* [Problem description]: Return the whole listing, keeping every character the same.

* [Figure record extracts]:
-- START --

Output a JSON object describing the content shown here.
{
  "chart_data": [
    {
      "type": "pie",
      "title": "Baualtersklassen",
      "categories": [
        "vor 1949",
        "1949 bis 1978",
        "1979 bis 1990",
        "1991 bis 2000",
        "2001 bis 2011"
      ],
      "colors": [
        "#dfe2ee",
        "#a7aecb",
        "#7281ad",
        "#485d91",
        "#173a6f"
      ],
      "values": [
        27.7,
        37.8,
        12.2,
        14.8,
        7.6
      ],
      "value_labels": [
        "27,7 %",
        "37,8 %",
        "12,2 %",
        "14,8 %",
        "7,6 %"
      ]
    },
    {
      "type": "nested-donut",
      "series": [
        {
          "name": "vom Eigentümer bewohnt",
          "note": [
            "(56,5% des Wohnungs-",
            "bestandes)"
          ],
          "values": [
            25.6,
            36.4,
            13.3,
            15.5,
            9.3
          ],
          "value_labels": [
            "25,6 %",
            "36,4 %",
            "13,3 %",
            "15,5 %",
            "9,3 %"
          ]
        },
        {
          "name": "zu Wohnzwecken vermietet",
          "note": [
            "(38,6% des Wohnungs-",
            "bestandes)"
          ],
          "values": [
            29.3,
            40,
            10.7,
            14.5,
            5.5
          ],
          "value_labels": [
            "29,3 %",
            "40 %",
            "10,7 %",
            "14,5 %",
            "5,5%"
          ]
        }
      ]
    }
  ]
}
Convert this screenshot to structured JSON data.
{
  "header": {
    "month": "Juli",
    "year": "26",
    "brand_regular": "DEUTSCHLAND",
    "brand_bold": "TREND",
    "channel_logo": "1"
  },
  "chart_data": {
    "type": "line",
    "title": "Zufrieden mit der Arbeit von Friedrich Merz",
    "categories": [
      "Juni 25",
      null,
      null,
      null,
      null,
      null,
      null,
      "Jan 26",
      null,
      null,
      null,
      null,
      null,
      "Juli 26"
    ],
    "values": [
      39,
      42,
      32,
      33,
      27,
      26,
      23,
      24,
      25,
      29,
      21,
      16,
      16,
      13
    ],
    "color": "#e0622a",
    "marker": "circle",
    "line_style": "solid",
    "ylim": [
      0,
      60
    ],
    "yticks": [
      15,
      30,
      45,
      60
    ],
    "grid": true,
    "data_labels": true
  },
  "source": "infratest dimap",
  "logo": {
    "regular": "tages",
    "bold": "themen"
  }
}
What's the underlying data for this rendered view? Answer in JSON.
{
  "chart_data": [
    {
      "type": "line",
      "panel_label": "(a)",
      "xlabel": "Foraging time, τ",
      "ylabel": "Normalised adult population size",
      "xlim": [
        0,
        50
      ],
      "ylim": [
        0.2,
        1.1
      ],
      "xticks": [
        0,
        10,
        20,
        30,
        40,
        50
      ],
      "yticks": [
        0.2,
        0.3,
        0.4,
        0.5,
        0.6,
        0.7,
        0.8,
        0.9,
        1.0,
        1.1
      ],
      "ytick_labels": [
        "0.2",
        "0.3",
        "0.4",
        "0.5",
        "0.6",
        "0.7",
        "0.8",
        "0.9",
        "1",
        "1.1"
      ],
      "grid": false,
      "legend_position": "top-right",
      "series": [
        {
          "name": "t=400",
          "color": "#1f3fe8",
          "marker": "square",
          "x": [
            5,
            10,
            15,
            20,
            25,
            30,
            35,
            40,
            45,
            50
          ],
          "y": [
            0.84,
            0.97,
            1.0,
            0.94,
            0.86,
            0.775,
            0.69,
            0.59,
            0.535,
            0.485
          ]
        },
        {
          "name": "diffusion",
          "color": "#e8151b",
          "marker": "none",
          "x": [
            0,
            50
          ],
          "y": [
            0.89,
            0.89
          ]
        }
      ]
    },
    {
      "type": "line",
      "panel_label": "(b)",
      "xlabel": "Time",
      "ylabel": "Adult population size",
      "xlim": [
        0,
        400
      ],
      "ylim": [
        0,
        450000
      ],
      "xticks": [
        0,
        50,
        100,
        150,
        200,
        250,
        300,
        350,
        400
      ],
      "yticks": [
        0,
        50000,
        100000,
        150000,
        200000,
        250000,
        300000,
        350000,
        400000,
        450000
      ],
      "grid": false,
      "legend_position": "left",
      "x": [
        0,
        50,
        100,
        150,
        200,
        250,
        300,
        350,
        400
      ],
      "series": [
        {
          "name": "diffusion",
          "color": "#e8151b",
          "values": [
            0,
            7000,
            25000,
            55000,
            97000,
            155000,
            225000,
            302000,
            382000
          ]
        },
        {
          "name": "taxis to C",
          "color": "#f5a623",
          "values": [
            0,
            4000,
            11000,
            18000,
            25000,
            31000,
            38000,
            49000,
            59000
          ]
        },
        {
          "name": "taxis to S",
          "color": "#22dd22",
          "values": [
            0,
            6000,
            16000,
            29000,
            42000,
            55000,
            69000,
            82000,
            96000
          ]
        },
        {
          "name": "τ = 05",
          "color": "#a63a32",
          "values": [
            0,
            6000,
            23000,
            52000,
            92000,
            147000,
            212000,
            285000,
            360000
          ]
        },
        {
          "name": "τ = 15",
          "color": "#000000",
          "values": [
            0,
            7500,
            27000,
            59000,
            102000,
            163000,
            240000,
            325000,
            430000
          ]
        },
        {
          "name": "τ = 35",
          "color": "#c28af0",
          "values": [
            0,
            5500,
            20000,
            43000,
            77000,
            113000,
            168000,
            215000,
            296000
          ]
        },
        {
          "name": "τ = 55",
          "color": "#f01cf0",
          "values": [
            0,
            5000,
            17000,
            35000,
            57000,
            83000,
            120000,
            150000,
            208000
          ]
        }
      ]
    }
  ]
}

-- END --

* [Result of this task]:
Output a JSON object describing the content shown here.
{
  "chart_data": [
    {
      "type": "pie",
      "title": "Baualtersklassen",
      "categories": [
        "vor 1949",
        "1949 bis 1978",
        "1979 bis 1990",
        "1991 bis 2000",
        "2001 bis 2011"
      ],
      "colors": [
        "#dfe2ee",
        "#a7aecb",
        "#7281ad",
        "#485d91",
        "#173a6f"
      ],
      "values": [
        27.7,
        37.8,
        12.2,
        14.8,
        7.6
      ],
      "value_labels": [
        "27,7 %",
        "37,8 %",
        "12,2 %",
        "14,8 %",
        "7,6 %"
      ]
    },
    {
      "type": "nested-donut",
      "series": [
        {
          "name": "vom Eigentümer bewohnt",
          "note": [
            "(56,5% des Wohnungs-",
            "bestandes)"
          ],
          "values": [
            25.6,
            36.4,
            13.3,
            15.5,
            9.3
          ],
          "value_labels": [
            "25,6 %",
            "36,4 %",
            "13,3 %",
            "15,5 %",
            "9,3 %"
          ]
        },
        {
          "name": "zu Wohnzwecken vermietet",
          "note": [
            "(38,6% des Wohnungs-",
            "bestandes)"
          ],
          "values": [
            29.3,
            40,
            10.7,
            14.5,
            5.5
          ],
          "value_labels": [
            "29,3 %",
            "40 %",
            "10,7 %",
            "14,5 %",
            "5,5%"
          ]
        }
      ]
    }
  ]
}
Convert this screenshot to structured JSON data.
{
  "header": {
    "month": "Juli",
    "year": "26",
    "brand_regular": "DEUTSCHLAND",
    "brand_bold": "TREND",
    "channel_logo": "1"
  },
  "chart_data": {
    "type": "line",
    "title": "Zufrieden mit der Arbeit von Friedrich Merz",
    "categories": [
      "Juni 25",
      null,
      null,
      null,
      null,
      null,
      null,
      "Jan 26",
      null,
      null,
      null,
      null,
      null,
      "Juli 26"
    ],
    "values": [
      39,
      42,
      32,
      33,
      27,
      26,
      23,
      24,
      25,
      29,
      21,
      16,
      16,
      13
    ],
    "color": "#e0622a",
    "marker": "circle",
    "line_style": "solid",
    "ylim": [
      0,
      60
    ],
    "yticks": [
      15,
      30,
      45,
      60
    ],
    "grid": true,
    "data_labels": true
  },
  "source": "infratest dimap",
  "logo": {
    "regular": "tages",
    "bold": "themen"
  }
}
What's the underlying data for this rendered view? Answer in JSON.
{
  "chart_data": [
    {
      "type": "line",
      "panel_label": "(a)",
      "xlabel": "Foraging time, τ",
      "ylabel": "Normalised adult population size",
      "xlim": [
        0,
        50
      ],
      "ylim": [
        0.2,
        1.1
      ],
      "xticks": [
        0,
        10,
        20,
        30,
        40,
        50
      ],
      "yticks": [
        0.2,
        0.3,
        0.4,
        0.5,
        0.6,
        0.7,
        0.8,
        0.9,
        1.0,
        1.1
      ],
      "ytick_labels": [
        "0.2",
        "0.3",
        "0.4",
        "0.5",
        "0.6",
        "0.7",
        "0.8",
        "0.9",
        "1",
        "1.1"
      ],
      "grid": false,
      "legend_position": "top-right",
      "series": [
        {
          "name": "t=400",
          "color": "#1f3fe8",
          "marker": "square",
          "x": [
            5,
            10,
            15,
            20,
            25,
            30,
            35,
            40,
            45,
            50
          ],
          "y": [
            0.84,
            0.97,
            1.0,
            0.94,
            0.86,
            0.775,
            0.69,
            0.59,
            0.535,
            0.485
          ]
        },
        {
          "name": "diffusion",
          "color": "#e8151b",
          "marker": "none",
          "x": [
            0,
            50
          ],
          "y": [
            0.89,
            0.89
          ]
        }
      ]
    },
    {
      "type": "line",
      "panel_label": "(b)",
      "xlabel": "Time",
      "ylabel": "Adult population size",
      "xlim": [
        0,
        400
      ],
      "ylim": [
        0,
        450000
      ],
      "xticks": [
        0,
        50,
        100,
        150,
        200,
        250,
        300,
        350,
        400
      ],
      "yticks": [
        0,
        50000,
        100000,
        150000,
        200000,
        250000,
        300000,
        350000,
        400000,
        450000
      ],
      "grid": false,
      "legend_position": "left",
      "x": [
        0,
        50,
        100,
        150,
        200,
        250,
        300,
        350,
        400
      ],
      "series": [
        {
          "name": "diffusion",
          "color": "#e8151b",
          "values": [
            0,
            7000,
            25000,
            55000,
            97000,
            155000,
            225000,
            302000,
            382000
          ]
        },
        {
          "name": "taxis to C",
          "color": "#f5a623",
          "values": [
            0,
            4000,
            11000,
            18000,
            25000,
            31000,
            38000,
            49000,
            59000
          ]
        },
        {
          "name": "taxis to S",
          "color": "#22dd22",
          "values": [
            0,
            6000,
            16000,
            29000,
            42000,
            55000,
            69000,
            82000,
            96000
          ]
        },
        {
          "name": "τ = 05",
          "color": "#a63a32",
          "values": [
            0,
            6000,
            23000,
            52000,
            92000,
            147000,
            212000,
            285000,
            360000
          ]
        },
        {
          "name": "τ = 15",
          "color": "#000000",
          "values": [
            0,
            7500,
            27000,
            59000,
            102000,
            163000,
            240000,
            325000,
            430000
          ]
        },
        {
          "name": "τ = 35",
          "color": "#c28af0",
          "values": [
            0,
            5500,
            20000,
            43000,
            77000,
            113000,
            168000,
            215000,
            296000
          ]
        },
        {
          "name": "τ = 55",
          "color": "#f01cf0",
          "values": [
            0,
            5000,
            17000,
            35000,
            57000,
            83000,
            120000,
            150000,
            208000
          ]
        }
      ]
    }
  ]
}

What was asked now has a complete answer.